• _Direction_: All of the records below must be output exactly, with no pictures carried over.

---------- Record set ----------

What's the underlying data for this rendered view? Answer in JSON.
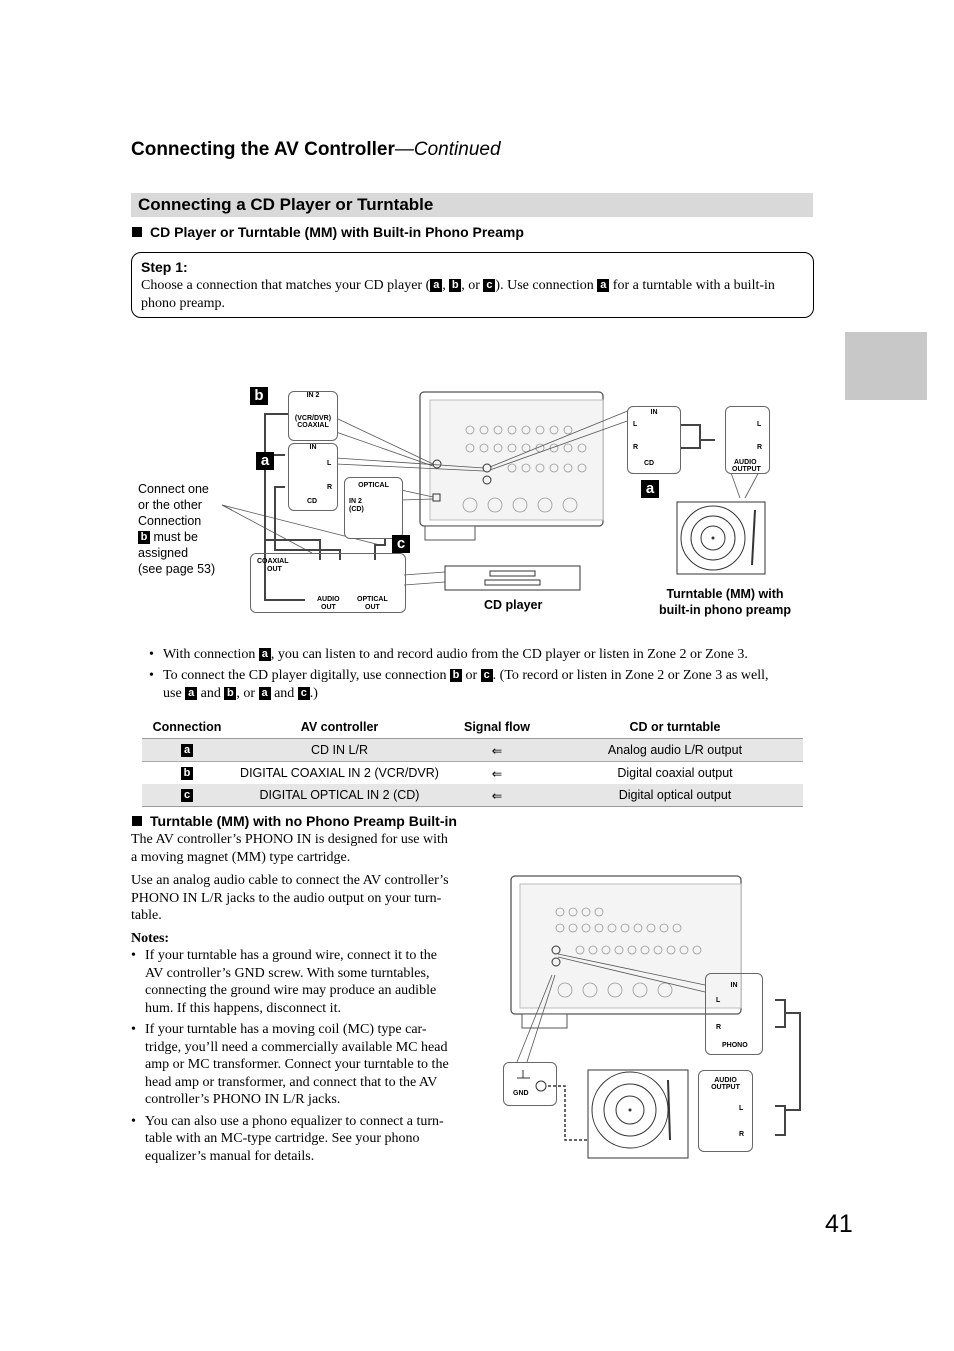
{
  "header": {
    "title": "Connecting the AV Controller",
    "continued": "—Continued"
  },
  "section": {
    "title": "Connecting a CD Player or Turntable"
  },
  "sub1": "CD Player or Turntable (MM) with Built-in Phono Preamp",
  "step": {
    "title": "Step 1:",
    "text_1": "Choose a connection that matches your CD player (",
    "text_2": ", ",
    "text_3": ", or ",
    "text_4": "). Use connection ",
    "text_5": " for a turntable with a built-in phono preamp."
  },
  "keys": {
    "a": "a",
    "b": "b",
    "c": "c"
  },
  "diagram1": {
    "in2": "IN 2",
    "vcrdvr": "(VCR/DVR)",
    "coaxial": "COAXIAL",
    "in": "IN",
    "l": "L",
    "r": "R",
    "cd": "CD",
    "optical": "OPTICAL",
    "in2cd_1": "IN 2",
    "in2cd_2": "(CD)",
    "coaxial_out_1": "COAXIAL",
    "coaxial_out_2": "OUT",
    "audio_out_1": "AUDIO",
    "audio_out_2": "OUT",
    "optical_out_1": "OPTICAL",
    "optical_out_2": "OUT",
    "note": [
      "Connect one",
      "or the other",
      "Connection"
    ],
    "note_2": " must be",
    "note_3": "assigned",
    "note_4": "(see page 53)",
    "cd_player": "CD player",
    "audio_output_1": "AUDIO",
    "audio_output_2": "OUTPUT",
    "turntable_1": "Turntable (MM) with",
    "turntable_2": "built-in phono preamp"
  },
  "bullets1": {
    "b1_1": "With connection ",
    "b1_2": ", you can listen to and record audio from the CD player or listen in Zone 2 or Zone 3.",
    "b2_1": "To connect the CD player digitally, use connection ",
    "b2_2": " or ",
    "b2_3": ". (To record or listen in Zone 2 or Zone 3 as well,",
    "b2_4": "use ",
    "b2_5": " and ",
    "b2_6": ", or ",
    "b2_7": " and ",
    "b2_8": ".)"
  },
  "table": {
    "headers": [
      "Connection",
      "AV controller",
      "Signal flow",
      "CD or turntable"
    ],
    "rows": [
      {
        "key": "a",
        "av": "CD IN L/R",
        "flow": "⇐",
        "device": "Analog audio L/R output"
      },
      {
        "key": "b",
        "av": "DIGITAL COAXIAL IN 2 (VCR/DVR)",
        "flow": "⇐",
        "device": "Digital coaxial output"
      },
      {
        "key": "c",
        "av": "DIGITAL OPTICAL IN 2 (CD)",
        "flow": "⇐",
        "device": "Digital optical output"
      }
    ]
  },
  "sub2": "Turntable (MM) with no Phono Preamp Built-in",
  "para1": "The AV controller’s PHONO IN is designed for use with a moving magnet (MM) type cartridge.",
  "para2": "Use an analog audio cable to connect the AV controller’s PHONO IN L/R jacks to the audio output on your turn-table.",
  "notes_title": "Notes:",
  "notes": [
    "If your turntable has a ground wire, connect it to the AV controller’s GND screw. With some turntables, connecting the ground wire may produce an audible hum. If this happens, disconnect it.",
    "If your turntable has a moving coil (MC) type car-tridge, you’ll need a commercially available MC head amp or MC transformer. Connect your turntable to the head amp or transformer, and connect that to the AV controller’s PHONO IN L/R jacks.",
    "You can also use a phono equalizer to connect a turn-table with an MC-type cartridge. See your phono equalizer’s manual for details."
  ],
  "diagram2": {
    "in": "IN",
    "l": "L",
    "r": "R",
    "phono": "PHONO",
    "gnd": "GND",
    "audio_output_1": "AUDIO",
    "audio_output_2": "OUTPUT"
  },
  "page_number": "41"
}
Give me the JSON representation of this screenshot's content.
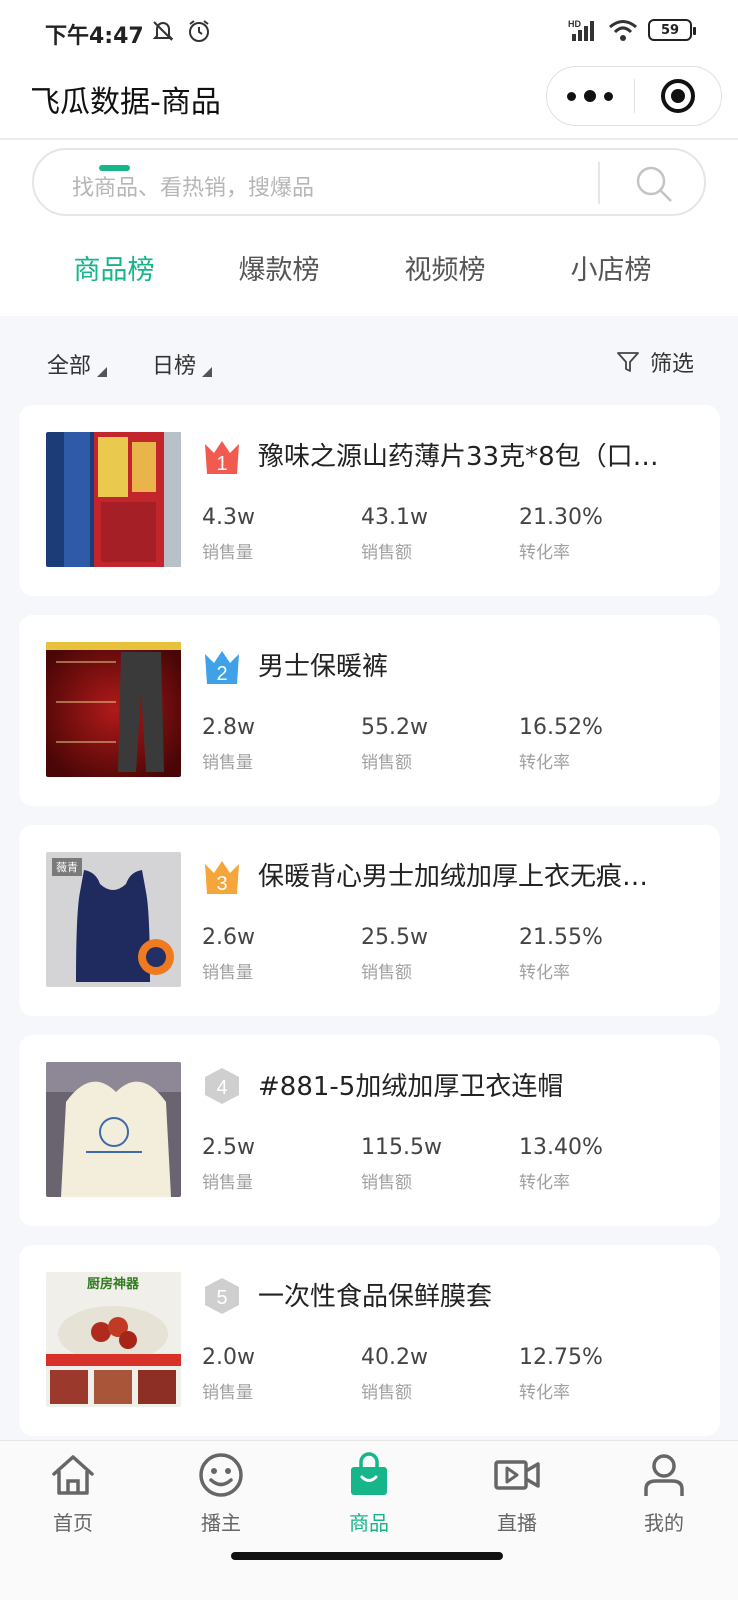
{
  "status_bar": {
    "time": "下午4:47",
    "battery": "59",
    "network": "HD"
  },
  "header": {
    "title": "飞瓜数据-商品"
  },
  "search": {
    "placeholder": "找商品、看热销，搜爆品"
  },
  "tabs": [
    {
      "label": "商品榜",
      "active": true
    },
    {
      "label": "爆款榜",
      "active": false
    },
    {
      "label": "视频榜",
      "active": false
    },
    {
      "label": "小店榜",
      "active": false
    }
  ],
  "filters": {
    "category": "全部",
    "period": "日榜",
    "filter_label": "筛选"
  },
  "metric_labels": {
    "sales_volume": "销售量",
    "sales_amount": "销售额",
    "conversion": "转化率"
  },
  "products": [
    {
      "rank": "1",
      "title": "豫味之源山药薄片33克*8包（口…",
      "sales_volume": "4.3w",
      "sales_amount": "43.1w",
      "conversion": "21.30%",
      "thumb_label": ""
    },
    {
      "rank": "2",
      "title": "男士保暖裤",
      "sales_volume": "2.8w",
      "sales_amount": "55.2w",
      "conversion": "16.52%",
      "thumb_label": ""
    },
    {
      "rank": "3",
      "title": "保暖背心男士加绒加厚上衣无痕…",
      "sales_volume": "2.6w",
      "sales_amount": "25.5w",
      "conversion": "21.55%",
      "thumb_label": "薇青"
    },
    {
      "rank": "4",
      "title": "#881-5加绒加厚卫衣连帽",
      "sales_volume": "2.5w",
      "sales_amount": "115.5w",
      "conversion": "13.40%",
      "thumb_label": ""
    },
    {
      "rank": "5",
      "title": "一次性食品保鲜膜套",
      "sales_volume": "2.0w",
      "sales_amount": "40.2w",
      "conversion": "12.75%",
      "thumb_label": "厨房神器"
    }
  ],
  "bottom_nav": [
    {
      "label": "首页",
      "icon": "home-icon",
      "active": false
    },
    {
      "label": "播主",
      "icon": "smiley-icon",
      "active": false
    },
    {
      "label": "商品",
      "icon": "shopping-bag-icon",
      "active": true
    },
    {
      "label": "直播",
      "icon": "video-icon",
      "active": false
    },
    {
      "label": "我的",
      "icon": "user-icon",
      "active": false
    }
  ],
  "colors": {
    "accent": "#17b58a",
    "rank1": "#f05a4f",
    "rank2": "#3fa2e8",
    "rank3": "#f6a53a",
    "rank_other": "#c8c8c8"
  }
}
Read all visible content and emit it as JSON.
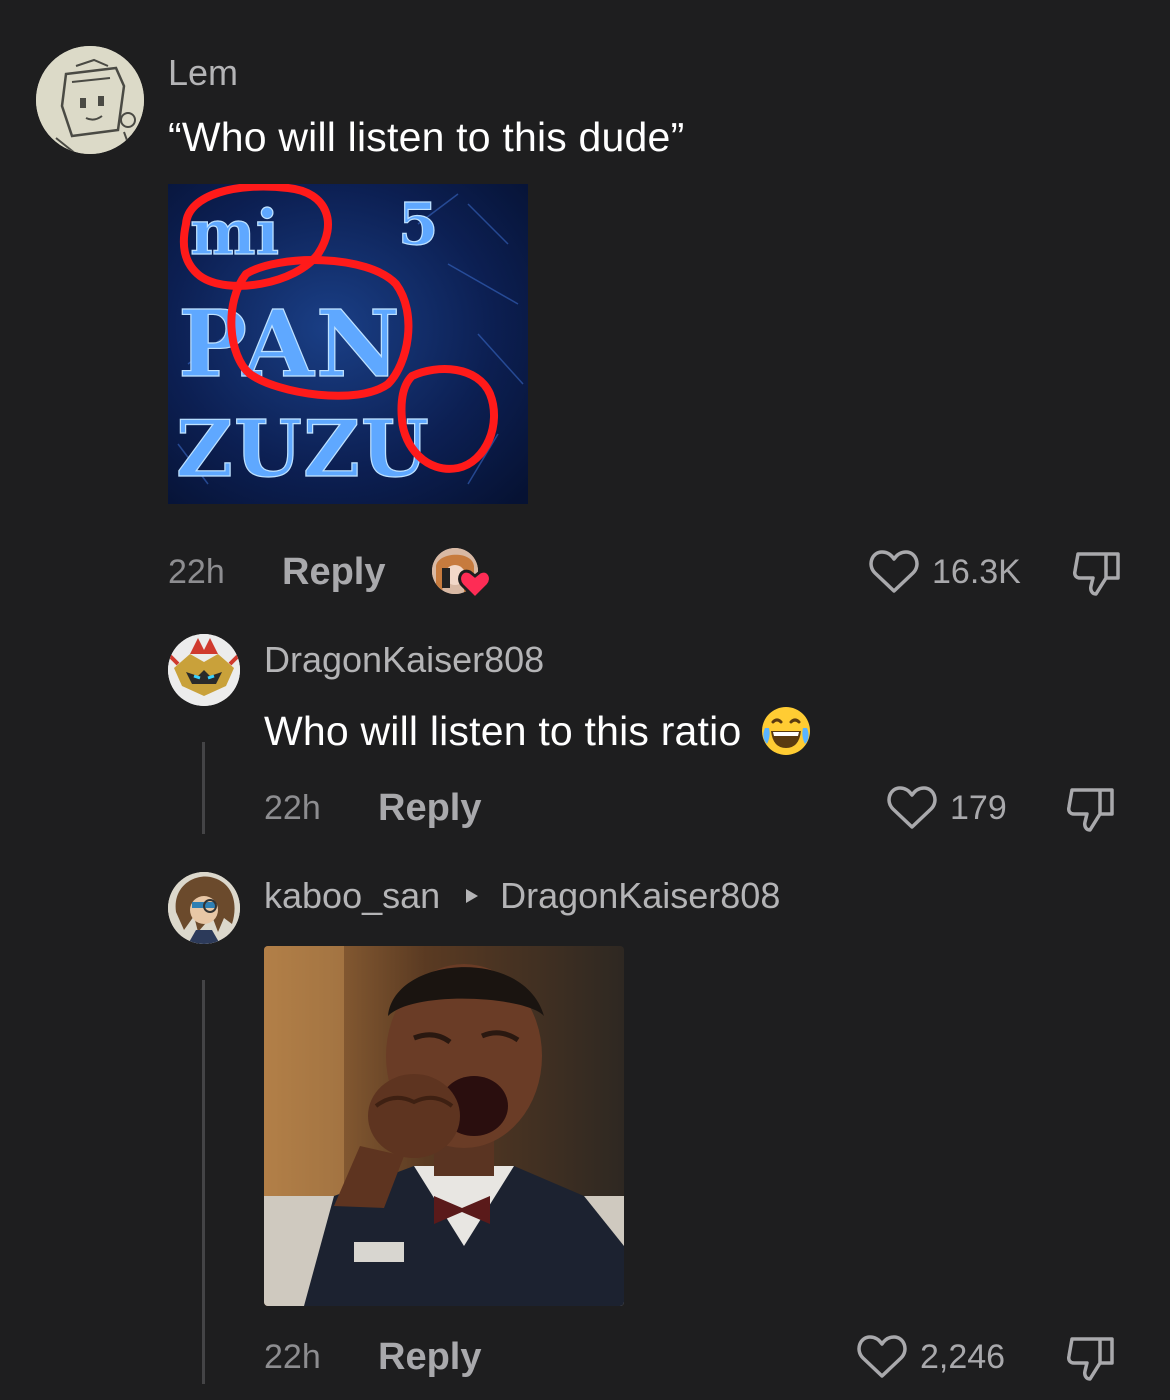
{
  "comments": [
    {
      "username": "Lem",
      "text": "“Who will listen to this dude”",
      "time": "22h",
      "reply_label": "Reply",
      "likes": "16.3K",
      "image_text": [
        "mi",
        "5",
        "PAN",
        "ZUZU"
      ]
    },
    {
      "username": "DragonKaiser808",
      "text": "Who will listen to this ratio",
      "emoji": "😂",
      "time": "22h",
      "reply_label": "Reply",
      "likes": "179"
    },
    {
      "username": "kaboo_san",
      "reply_to": "DragonKaiser808",
      "time": "22h",
      "reply_label": "Reply",
      "likes": "2,246"
    }
  ],
  "icons": {
    "like": "heart-outline-icon",
    "dislike": "thumbs-down-icon",
    "creator_liked": "creator-liked-heart-icon",
    "reply_arrow": "triangle-right-icon"
  },
  "colors": {
    "background": "#1e1e1f",
    "liked_badge": "#fe2c55",
    "muted_text": "#a9a9ac"
  }
}
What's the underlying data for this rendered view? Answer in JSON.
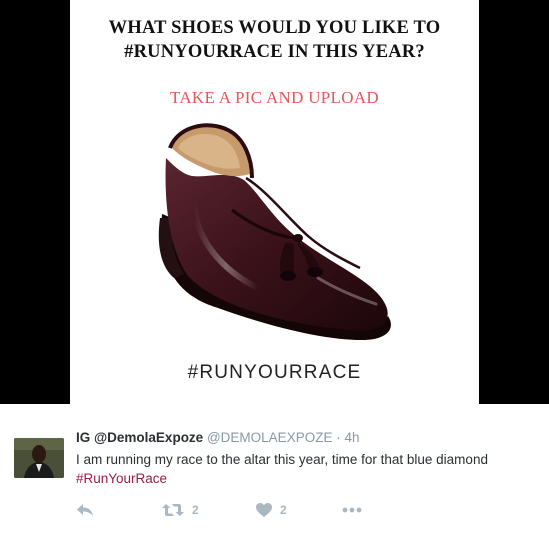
{
  "poster": {
    "headline_line1": "WHAT SHOES WOULD YOU LIKE TO",
    "headline_line2": "#RUNYOURRACE IN THIS YEAR?",
    "cta": "TAKE A PIC AND  UPLOAD",
    "hashtag": "#RUNYOURRACE",
    "cta_color": "#e8565a"
  },
  "tweet": {
    "name": "IG @DemolaExpoze",
    "handle": "@DEMOLAEXPOZE",
    "separator": "·",
    "time": "4h",
    "text_before": "I am running my race to the altar this year, time for that blue diamond ",
    "hashtag": "#RunYourRace",
    "hashtag_color": "#9b1d48"
  },
  "actions": {
    "reply_icon": "reply-icon",
    "retweet_icon": "retweet-icon",
    "retweet_count": "2",
    "like_icon": "heart-icon",
    "like_count": "2",
    "more_icon": "more-icon"
  }
}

----------

• _Response for this exercise_:
What's the underlying data for this rendered view? Answer in JSON.
{
  "header": {
    "title": "Connecting the AV Controller",
    "continued": "—Continued"
  },
  "section": {
    "title": "Connecting a CD Player or Turntable"
  },
  "sub1": "CD Player or Turntable (MM) with Built-in Phono Preamp",
  "step": {
    "title": "Step 1:",
    "text_1": "Choose a connection that matches your CD player (",
    "text_2": ", ",
    "text_3": ", or ",
    "text_4": "). Use connection ",
    "text_5": " for a turntable with a built-in phono preamp."
  },
  "keys": {
    "a": "a",
    "b": "b",
    "c": "c"
  },
  "diagram1": {
    "in2": "IN 2",
    "vcrdvr": "(VCR/DVR)",
    "coaxial": "COAXIAL",
    "in": "IN",
    "l": "L",
    "r": "R",
    "cd": "CD",
    "optical": "OPTICAL",
    "in2cd_1": "IN 2",
    "in2cd_2": "(CD)",
    "coaxial_out_1": "COAXIAL",
    "coaxial_out_2": "OUT",
    "audio_out_1": "AUDIO",
    "audio_out_2": "OUT",
    "optical_out_1": "OPTICAL",
    "optical_out_2": "OUT",
    "note": [
      "Connect one",
      "or the other",
      "Connection"
    ],
    "note_2": " must be",
    "note_3": "assigned",
    "note_4": "(see page 53)",
    "cd_player": "CD player",
    "audio_output_1": "AUDIO",
    "audio_output_2": "OUTPUT",
    "turntable_1": "Turntable (MM) with",
    "turntable_2": "built-in phono preamp"
  },
  "bullets1": {
    "b1_1": "With connection ",
    "b1_2": ", you can listen to and record audio from the CD player or listen in Zone 2 or Zone 3.",
    "b2_1": "To connect the CD player digitally, use connection ",
    "b2_2": " or ",
    "b2_3": ". (To record or listen in Zone 2 or Zone 3 as well,",
    "b2_4": "use ",
    "b2_5": " and ",
    "b2_6": ", or ",
    "b2_7": " and ",
    "b2_8": ".)"
  },
  "table": {
    "headers": [
      "Connection",
      "AV controller",
      "Signal flow",
      "CD or turntable"
    ],
    "rows": [
      {
        "key": "a",
        "av": "CD IN L/R",
        "flow": "⇐",
        "device": "Analog audio L/R output"
      },
      {
        "key": "b",
        "av": "DIGITAL COAXIAL IN 2 (VCR/DVR)",
        "flow": "⇐",
        "device": "Digital coaxial output"
      },
      {
        "key": "c",
        "av": "DIGITAL OPTICAL IN 2 (CD)",
        "flow": "⇐",
        "device": "Digital optical output"
      }
    ]
  },
  "sub2": "Turntable (MM) with no Phono Preamp Built-in",
  "para1": "The AV controller’s PHONO IN is designed for use with a moving magnet (MM) type cartridge.",
  "para2": "Use an analog audio cable to connect the AV controller’s PHONO IN L/R jacks to the audio output on your turn-table.",
  "notes_title": "Notes:",
  "notes": [
    "If your turntable has a ground wire, connect it to the AV controller’s GND screw. With some turntables, connecting the ground wire may produce an audible hum. If this happens, disconnect it.",
    "If your turntable has a moving coil (MC) type car-tridge, you’ll need a commercially available MC head amp or MC transformer. Connect your turntable to the head amp or transformer, and connect that to the AV controller’s PHONO IN L/R jacks.",
    "You can also use a phono equalizer to connect a turn-table with an MC-type cartridge. See your phono equalizer’s manual for details."
  ],
  "diagram2": {
    "in": "IN",
    "l": "L",
    "r": "R",
    "phono": "PHONO",
    "gnd": "GND",
    "audio_output_1": "AUDIO",
    "audio_output_2": "OUTPUT"
  },
  "page_number": "41"
}
Give me the JSON representation of this screenshot's content.
{
  "status_bar": {
    "time": "下午4:47",
    "battery": "59",
    "network": "HD"
  },
  "header": {
    "title": "飞瓜数据-商品"
  },
  "search": {
    "placeholder": "找商品、看热销，搜爆品"
  },
  "tabs": [
    {
      "label": "商品榜",
      "active": true
    },
    {
      "label": "爆款榜",
      "active": false
    },
    {
      "label": "视频榜",
      "active": false
    },
    {
      "label": "小店榜",
      "active": false
    }
  ],
  "filters": {
    "category": "全部",
    "period": "日榜",
    "filter_label": "筛选"
  },
  "metric_labels": {
    "sales_volume": "销售量",
    "sales_amount": "销售额",
    "conversion": "转化率"
  },
  "products": [
    {
      "rank": "1",
      "title": "豫味之源山药薄片33克*8包（口…",
      "sales_volume": "4.3w",
      "sales_amount": "43.1w",
      "conversion": "21.30%",
      "thumb_label": ""
    },
    {
      "rank": "2",
      "title": "男士保暖裤",
      "sales_volume": "2.8w",
      "sales_amount": "55.2w",
      "conversion": "16.52%",
      "thumb_label": ""
    },
    {
      "rank": "3",
      "title": "保暖背心男士加绒加厚上衣无痕…",
      "sales_volume": "2.6w",
      "sales_amount": "25.5w",
      "conversion": "21.55%",
      "thumb_label": "薇青"
    },
    {
      "rank": "4",
      "title": "#881-5加绒加厚卫衣连帽",
      "sales_volume": "2.5w",
      "sales_amount": "115.5w",
      "conversion": "13.40%",
      "thumb_label": ""
    },
    {
      "rank": "5",
      "title": "一次性食品保鲜膜套",
      "sales_volume": "2.0w",
      "sales_amount": "40.2w",
      "conversion": "12.75%",
      "thumb_label": "厨房神器"
    }
  ],
  "bottom_nav": [
    {
      "label": "首页",
      "icon": "home-icon",
      "active": false
    },
    {
      "label": "播主",
      "icon": "smiley-icon",
      "active": false
    },
    {
      "label": "商品",
      "icon": "shopping-bag-icon",
      "active": true
    },
    {
      "label": "直播",
      "icon": "video-icon",
      "active": false
    },
    {
      "label": "我的",
      "icon": "user-icon",
      "active": false
    }
  ],
  "colors": {
    "accent": "#17b58a",
    "rank1": "#f05a4f",
    "rank2": "#3fa2e8",
    "rank3": "#f6a53a",
    "rank_other": "#c8c8c8"
  }
}
Read all visible content and emit it as JSON.
{
  "comments": [
    {
      "username": "Lem",
      "text": "“Who will listen to this dude”",
      "time": "22h",
      "reply_label": "Reply",
      "likes": "16.3K",
      "image_text": [
        "mi",
        "5",
        "PAN",
        "ZUZU"
      ]
    },
    {
      "username": "DragonKaiser808",
      "text": "Who will listen to this ratio",
      "emoji": "😂",
      "time": "22h",
      "reply_label": "Reply",
      "likes": "179"
    },
    {
      "username": "kaboo_san",
      "reply_to": "DragonKaiser808",
      "time": "22h",
      "reply_label": "Reply",
      "likes": "2,246"
    }
  ],
  "icons": {
    "like": "heart-outline-icon",
    "dislike": "thumbs-down-icon",
    "creator_liked": "creator-liked-heart-icon",
    "reply_arrow": "triangle-right-icon"
  },
  "colors": {
    "background": "#1e1e1f",
    "liked_badge": "#fe2c55",
    "muted_text": "#a9a9ac"
  }
}
What's the underlying data for this rendered view? Answer in JSON.
{
  "poster": {
    "headline_line1": "WHAT SHOES WOULD YOU LIKE TO",
    "headline_line2": "#RUNYOURRACE IN THIS YEAR?",
    "cta": "TAKE A PIC AND  UPLOAD",
    "hashtag": "#RUNYOURRACE",
    "cta_color": "#e8565a"
  },
  "tweet": {
    "name": "IG @DemolaExpoze",
    "handle": "@DEMOLAEXPOZE",
    "separator": "·",
    "time": "4h",
    "text_before": "I am running my race to the altar this year, time for that blue diamond ",
    "hashtag": "#RunYourRace",
    "hashtag_color": "#9b1d48"
  },
  "actions": {
    "reply_icon": "reply-icon",
    "retweet_icon": "retweet-icon",
    "retweet_count": "2",
    "like_icon": "heart-icon",
    "like_count": "2",
    "more_icon": "more-icon"
  }
}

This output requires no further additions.